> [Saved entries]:
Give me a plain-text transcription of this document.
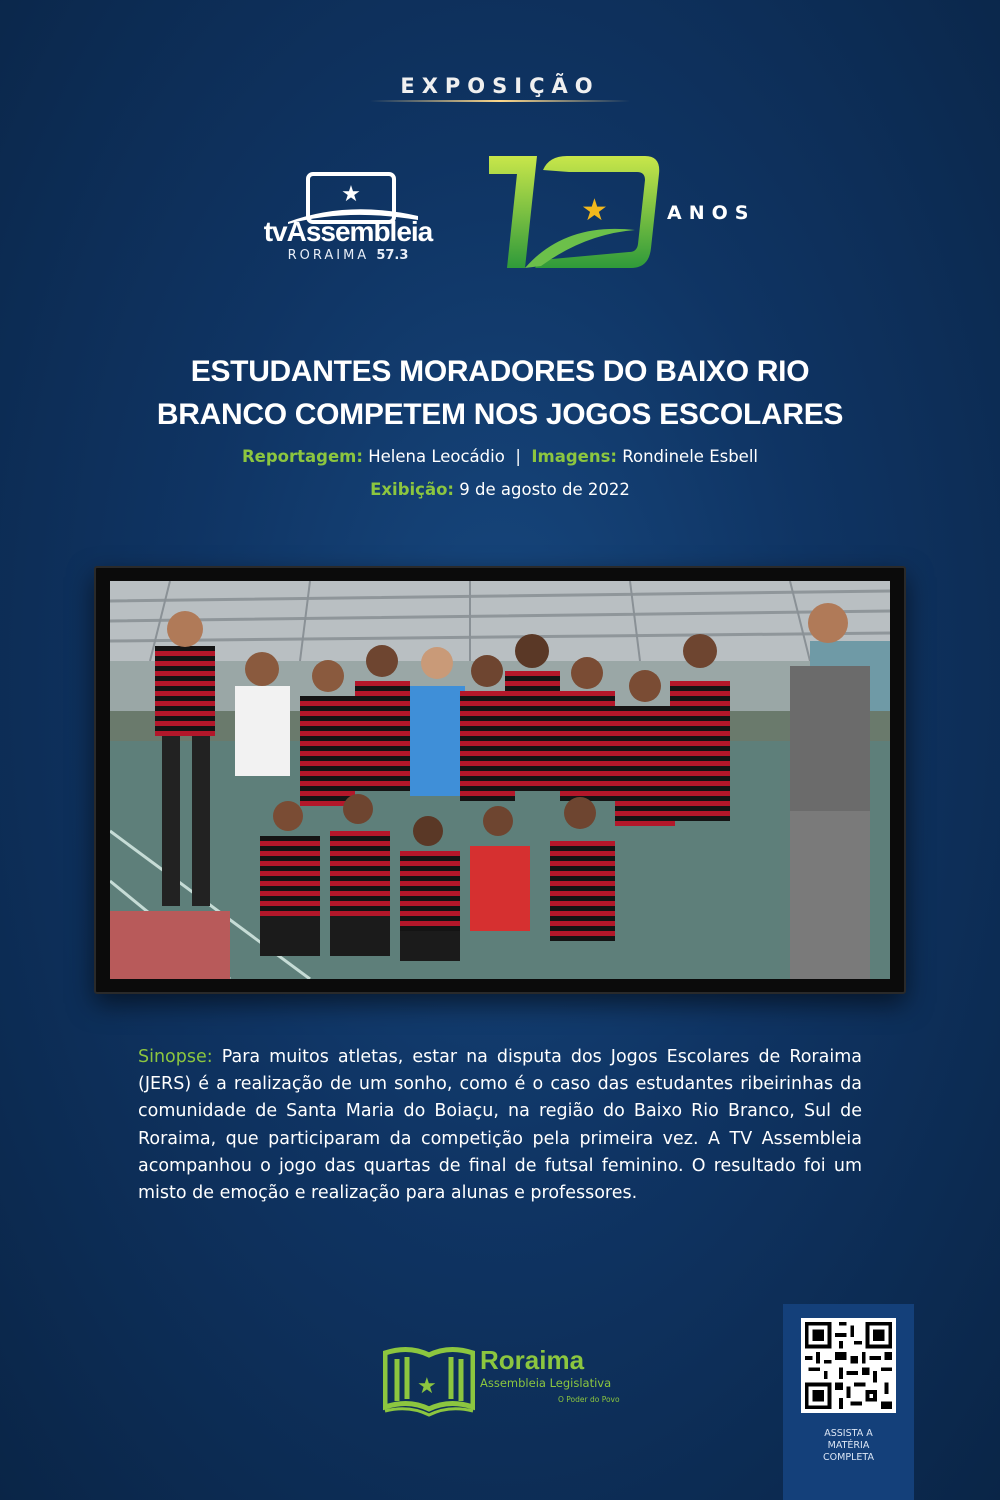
EXPOSIÇÃO
★
tvAssembleia
RORAIMA 57.3
★	ANOS
ESTUDANTES MORADORES DO BAIXO RIO
BRANCO COMPETEM NOS JOGOS ESCOLARES
Reportagem: Helena Leocádio | Imagens: Rondinele Esbell
Exibição: 9 de agosto de 2022
Sinopse: Para muitos atletas, estar na disputa dos Jogos Escolares de Roraima (JERS) é a realização de um sonho, como é o caso das estudantes ribeirinhas da comunidade de Santa Maria do Boiaçu, na região do Baixo Rio Branco, Sul de Roraima, que participaram da competição pela primeira vez. A TV Assembleia acompanhou o jogo das quartas de final de futsal feminino. O resultado foi um misto de emoção e realização para alunas e professores.
★
Roraima
Assembleia Legislativa
O Poder do Povo
ASSISTA A
MATÉRIA
COMPLETA
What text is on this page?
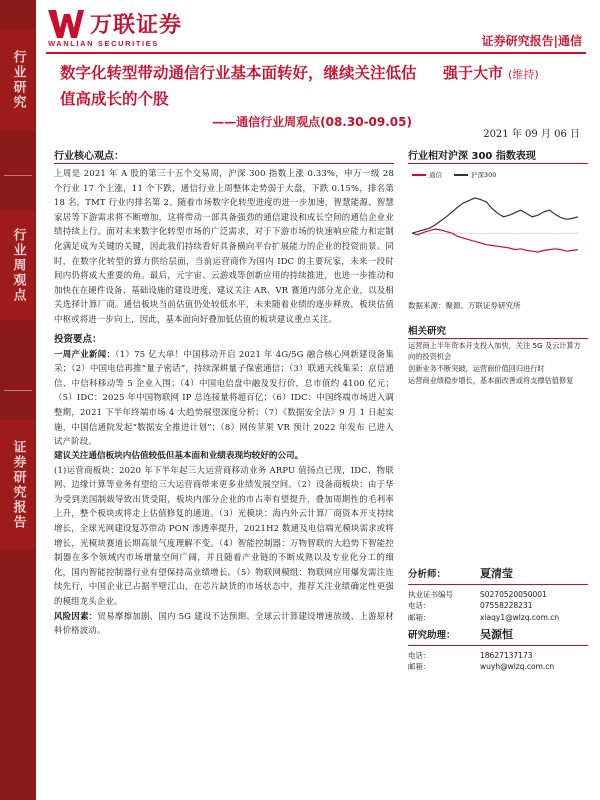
行业研究
行业周观点
证券研究报告
万联证券
WANLIAN SECURITIES	证券研究报告|通信
数字化转型带动通信行业基本面转好，继续关注低估值高成长的个股
——通信行业周观点(08.30-09.05)
强于大市 (维持)
2021 年 09 月 06 日
行业核心观点：
上周是 2021 年 A 股的第三十五个交易周，沪深 300 指数上涨 0.33%，申万一级 28 个行业 17 个上涨，11 个下跌，通信行业上周整体走势弱于大盘，下跌 0.15%，排名第 18 名，TMT 行业内排名第 2。随着市场数字化转型进度的进一步加速，智慧能源、智慧家居等下游需求将不断增加，这将带动一部具备强劲的通信建设和成长空间的通信企业业绩持续上行。面对未来数字化转型市场的广泛需求，对于下游市场的快速响应能力和定制化满足成为关键的关键，因此我们持续看好具备横向平台扩展能力的企业的投资前景。同时，在数字化转型的算力供给层面，当前运营商作为国内 IDC 的主要玩家，未来一段时间内仍将成大重要的角。最后，元宇宙、云游戏等创新应用的持续推进，也进一步推动和加快在在硬件设备、基础设施的建设进度，建议关注 AR、VR 赛道内部分龙企业，以及相关选择计算厂商。通信板块当前估值仍处较低水平，未来随着业绩的逐步释放，板块估值中枢或将进一步向上，因此，基本面向好叠加低估值的板块建议重点关注。
投资要点：
一周产业新闻：（1）75 亿大单！中国移动开启 2021 年 4G/5G 融合核心网新建设备集采；（2）中国电信再推“量子密话”，持续深耕量子保密通信；（3）联通天线集采：京信通信、中信科移动等 5 企业入围；（4）中国电信盘中融及发行价，总市值约 4100 亿元；（5）IDC：2025 年中国物联网 IP 总连接量将超百亿；（6）IDC：中国终端市场进入调整期，2021 下半年终端市场 4 大趋势展望深度分析；（7）《数据安全法》9 月 1 日起实施，中国信通院发起“数据安全推进计划”；（8）网传苹果 VR 预计 2022 年发布 已进入试产阶段。
建议关注通信板块内估值较低但基本面和业绩表现均较好的公司。
(1)运营商板块：2020 年下半年起三大运营商移动业务 ARPU 值扬点已现，IDC、物联网、边缘计算等业务有望给三大运营商带来更多业绩发展空间。（2）设备商板块：由于华为受到美国制裁导致出货受阻，板块内部分企业的市占率有望提升，叠加周期性的毛利率上升，整个板块或将走上估值修复的通道。（3）光模块：海内外云计算厂商资本开支持续增长，全球光网建设复苏带动 PON 渗透率提升，2021H2 数通及电信端光模块需求或将增长，光模块赛道长期高景气度理解不变。（4）智能控制器：万物智联的大趋势下智能控制器在多个领域内市场增量空间广阔，并且随着产业链的不断成熟以及专业化分工的细化，国内智能控制器行业有望保持高业绩增长。（5）物联网模组：物联网应用爆发需注连续先行，中国企业已占据半壁江山，在芯片缺货的市场状态中，推荐关注业绩确定性更强的模组龙头企业。
风险因素：贸易摩擦加剧、国内 5G 建设不达预期、全球云计算建设增速放缓、上游原材料价格波动。
行业相对沪深 300 指数表现
通信	沪深300
数据来源：聚源、万联证券研究所
相关研究
运营商上半年资本开支投入加快，关注 5G 及云计算方向的投资机会
创新业务不断突破，运营商价值回归进行时
运营商业绩稳步增长，基本面改善或将支撑估值修复
分析师：	夏清莹
执业证书编号	S0270520050001
电话：	07558228231
邮箱：	xiaqy1@wlzq.com.cn
研究助理：	吴源恒
电话：	18627137173
邮箱：	wuyh@wlzq.com.cn
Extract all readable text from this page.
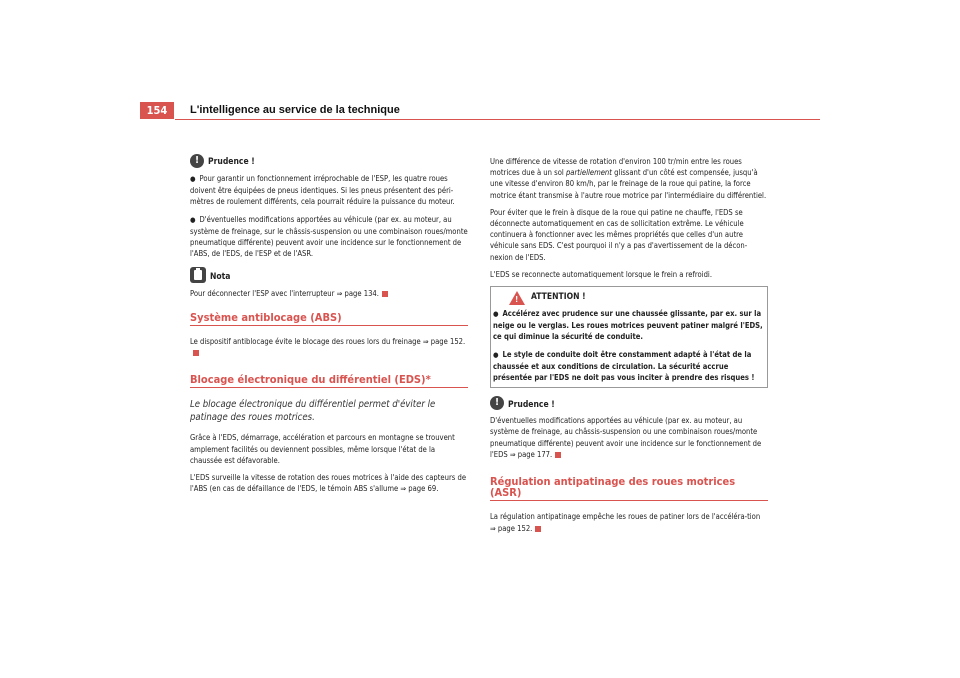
154	L'intelligence au service de la technique
!	Prudence !

● Pour garantir un fonctionnement irréprochable de l'ESP, les quatre roues doivent être équipées de pneus identiques. Si les pneus présentent des péri-mètres de roulement différents, cela pourrait réduire la puissance du moteur.

● D'éventuelles modifications apportées au véhicule (par ex. au moteur, au système de freinage, sur le châssis-suspension ou une combinaison roues/monte pneumatique différente) peuvent avoir une incidence sur le fonctionnement de l'ABS, de l'EDS, de l'ESP et de l'ASR.

Nota

Pour déconnecter l'ESP avec l'interrupteur ⇒ page 134.

Système antiblocage (ABS)

Le dispositif antiblocage évite le blocage des roues lors du freinage ⇒ page 152.

Blocage électronique du différentiel (EDS)*
Le blocage électronique du différentiel permet d'éviter le patinage des roues motrices.

Grâce à l'EDS, démarrage, accélération et parcours en montagne se trouvent amplement facilités ou deviennent possibles, même lorsque l'état de la chaussée est défavorable.

L'EDS surveille la vitesse de rotation des roues motrices à l'aide des capteurs de l'ABS (en cas de défaillance de l'EDS, le témoin ABS s'allume ⇒ page 69.

Une différence de vitesse de rotation d'environ 100 tr/min entre les roues motrices due à un sol partiellement glissant d'un côté est compensée, jusqu'à une vitesse d'environ 80 km/h, par le freinage de la roue qui patine, la force motrice étant transmise à l'autre roue motrice par l'intermédiaire du différentiel.

Pour éviter que le frein à disque de la roue qui patine ne chauffe, l'EDS se déconnecte automatiquement en cas de sollicitation extrême. Le véhicule continuera à fonctionner avec les mêmes propriétés que celles d'un autre véhicule sans EDS. C'est pourquoi il n'y a pas d'avertissement de la décon-nexion de l'EDS.

L'EDS se reconnecte automatiquement lorsque le frein a refroidi.

! ATTENTION !

● Accélérez avec prudence sur une chaussée glissante, par ex. sur la neige ou le verglas. Les roues motrices peuvent patiner malgré l'EDS, ce qui diminue la sécurité de conduite.

● Le style de conduite doit être constamment adapté à l'état de la chaussée et aux conditions de circulation. La sécurité accrue présentée par l'EDS ne doit pas vous inciter à prendre des risques !

!	Prudence !

D'éventuelles modifications apportées au véhicule (par ex. au moteur, au système de freinage, au châssis-suspension ou une combinaison roues/monte pneumatique différente) peuvent avoir une incidence sur le fonctionnement de l'EDS ⇒ page 177.

Régulation antipatinage des roues motrices (ASR)

La régulation antipatinage empêche les roues de patiner lors de l'accéléra-tion ⇒ page 152.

> [Goal of the exercise]:
Transcribe every line in the entries above, taking out only the images.

> [Expected answer]:
Give me a plain-text transcription of this document.
EXPOSIÇÃO
★
tvAssembleia
RORAIMA 57.3
★	ANOS
ESTUDANTES MORADORES DO BAIXO RIO
BRANCO COMPETEM NOS JOGOS ESCOLARES
Reportagem: Helena Leocádio | Imagens: Rondinele Esbell
Exibição: 9 de agosto de 2022
Sinopse: Para muitos atletas, estar na disputa dos Jogos Escolares de Roraima (JERS) é a realização de um sonho, como é o caso das estudantes ribeirinhas da comunidade de Santa Maria do Boiaçu, na região do Baixo Rio Branco, Sul de Roraima, que participaram da competição pela primeira vez. A TV Assembleia acompanhou o jogo das quartas de final de futsal feminino. O resultado foi um misto de emoção e realização para alunas e professores.
★
Roraima
Assembleia Legislativa
O Poder do Povo
ASSISTA A
MATÉRIA
COMPLETA
What text is on this page?
行业研究
行业周观点
证券研究报告
万联证券
WANLIAN SECURITIES	证券研究报告|通信
数字化转型带动通信行业基本面转好，继续关注低估值高成长的个股
——通信行业周观点(08.30-09.05)
强于大市 (维持)
2021 年 09 月 06 日
行业核心观点：
上周是 2021 年 A 股的第三十五个交易周，沪深 300 指数上涨 0.33%，申万一级 28 个行业 17 个上涨，11 个下跌，通信行业上周整体走势弱于大盘，下跌 0.15%，排名第 18 名，TMT 行业内排名第 2。随着市场数字化转型进度的进一步加速，智慧能源、智慧家居等下游需求将不断增加，这将带动一部具备强劲的通信建设和成长空间的通信企业业绩持续上行。面对未来数字化转型市场的广泛需求，对于下游市场的快速响应能力和定制化满足成为关键的关键，因此我们持续看好具备横向平台扩展能力的企业的投资前景。同时，在数字化转型的算力供给层面，当前运营商作为国内 IDC 的主要玩家，未来一段时间内仍将成大重要的角。最后，元宇宙、云游戏等创新应用的持续推进，也进一步推动和加快在在硬件设备、基础设施的建设进度，建议关注 AR、VR 赛道内部分龙企业，以及相关选择计算厂商。通信板块当前估值仍处较低水平，未来随着业绩的逐步释放，板块估值中枢或将进一步向上，因此，基本面向好叠加低估值的板块建议重点关注。
投资要点：
一周产业新闻：（1）75 亿大单！中国移动开启 2021 年 4G/5G 融合核心网新建设备集采；（2）中国电信再推“量子密话”，持续深耕量子保密通信；（3）联通天线集采：京信通信、中信科移动等 5 企业入围；（4）中国电信盘中融及发行价，总市值约 4100 亿元；（5）IDC：2025 年中国物联网 IP 总连接量将超百亿；（6）IDC：中国终端市场进入调整期，2021 下半年终端市场 4 大趋势展望深度分析；（7）《数据安全法》9 月 1 日起实施，中国信通院发起“数据安全推进计划”；（8）网传苹果 VR 预计 2022 年发布 已进入试产阶段。
建议关注通信板块内估值较低但基本面和业绩表现均较好的公司。
(1)运营商板块：2020 年下半年起三大运营商移动业务 ARPU 值扬点已现，IDC、物联网、边缘计算等业务有望给三大运营商带来更多业绩发展空间。（2）设备商板块：由于华为受到美国制裁导致出货受阻，板块内部分企业的市占率有望提升，叠加周期性的毛利率上升，整个板块或将走上估值修复的通道。（3）光模块：海内外云计算厂商资本开支持续增长，全球光网建设复苏带动 PON 渗透率提升，2021H2 数通及电信端光模块需求或将增长，光模块赛道长期高景气度理解不变。（4）智能控制器：万物智联的大趋势下智能控制器在多个领域内市场增量空间广阔，并且随着产业链的不断成熟以及专业化分工的细化，国内智能控制器行业有望保持高业绩增长。（5）物联网模组：物联网应用爆发需注连续先行，中国企业已占据半壁江山，在芯片缺货的市场状态中，推荐关注业绩确定性更强的模组龙头企业。
风险因素：贸易摩擦加剧、国内 5G 建设不达预期、全球云计算建设增速放缓、上游原材料价格波动。
行业相对沪深 300 指数表现
通信	沪深300
数据来源：聚源、万联证券研究所
相关研究
运营商上半年资本开支投入加快，关注 5G 及云计算方向的投资机会
创新业务不断突破，运营商价值回归进行时
运营商业绩稳步增长，基本面改善或将支撑估值修复
分析师：	夏清莹
执业证书编号	S0270520050001
电话：	07558228231
邮箱：	xiaqy1@wlzq.com.cn
研究助理：	吴源恒
电话：	18627137173
邮箱：	wuyh@wlzq.com.cn
Extract all readable text from this page.
154	L'intelligence au service de la technique
!	Prudence !

● Pour garantir un fonctionnement irréprochable de l'ESP, les quatre roues doivent être équipées de pneus identiques. Si les pneus présentent des péri-mètres de roulement différents, cela pourrait réduire la puissance du moteur.

● D'éventuelles modifications apportées au véhicule (par ex. au moteur, au système de freinage, sur le châssis-suspension ou une combinaison roues/monte pneumatique différente) peuvent avoir une incidence sur le fonctionnement de l'ABS, de l'EDS, de l'ESP et de l'ASR.

Nota

Pour déconnecter l'ESP avec l'interrupteur ⇒ page 134.

Système antiblocage (ABS)

Le dispositif antiblocage évite le blocage des roues lors du freinage ⇒ page 152.

Blocage électronique du différentiel (EDS)*
Le blocage électronique du différentiel permet d'éviter le patinage des roues motrices.

Grâce à l'EDS, démarrage, accélération et parcours en montagne se trouvent amplement facilités ou deviennent possibles, même lorsque l'état de la chaussée est défavorable.

L'EDS surveille la vitesse de rotation des roues motrices à l'aide des capteurs de l'ABS (en cas de défaillance de l'EDS, le témoin ABS s'allume ⇒ page 69.

Une différence de vitesse de rotation d'environ 100 tr/min entre les roues motrices due à un sol partiellement glissant d'un côté est compensée, jusqu'à une vitesse d'environ 80 km/h, par le freinage de la roue qui patine, la force motrice étant transmise à l'autre roue motrice par l'intermédiaire du différentiel.

Pour éviter que le frein à disque de la roue qui patine ne chauffe, l'EDS se déconnecte automatiquement en cas de sollicitation extrême. Le véhicule continuera à fonctionner avec les mêmes propriétés que celles d'un autre véhicule sans EDS. C'est pourquoi il n'y a pas d'avertissement de la décon-nexion de l'EDS.

L'EDS se reconnecte automatiquement lorsque le frein a refroidi.

! ATTENTION !

● Accélérez avec prudence sur une chaussée glissante, par ex. sur la neige ou le verglas. Les roues motrices peuvent patiner malgré l'EDS, ce qui diminue la sécurité de conduite.

● Le style de conduite doit être constamment adapté à l'état de la chaussée et aux conditions de circulation. La sécurité accrue présentée par l'EDS ne doit pas vous inciter à prendre des risques !

!	Prudence !

D'éventuelles modifications apportées au véhicule (par ex. au moteur, au système de freinage, au châssis-suspension ou une combinaison roues/monte pneumatique différente) peuvent avoir une incidence sur le fonctionnement de l'EDS ⇒ page 177.

Régulation antipatinage des roues motrices (ASR)

La régulation antipatinage empêche les roues de patiner lors de l'accéléra-tion ⇒ page 152.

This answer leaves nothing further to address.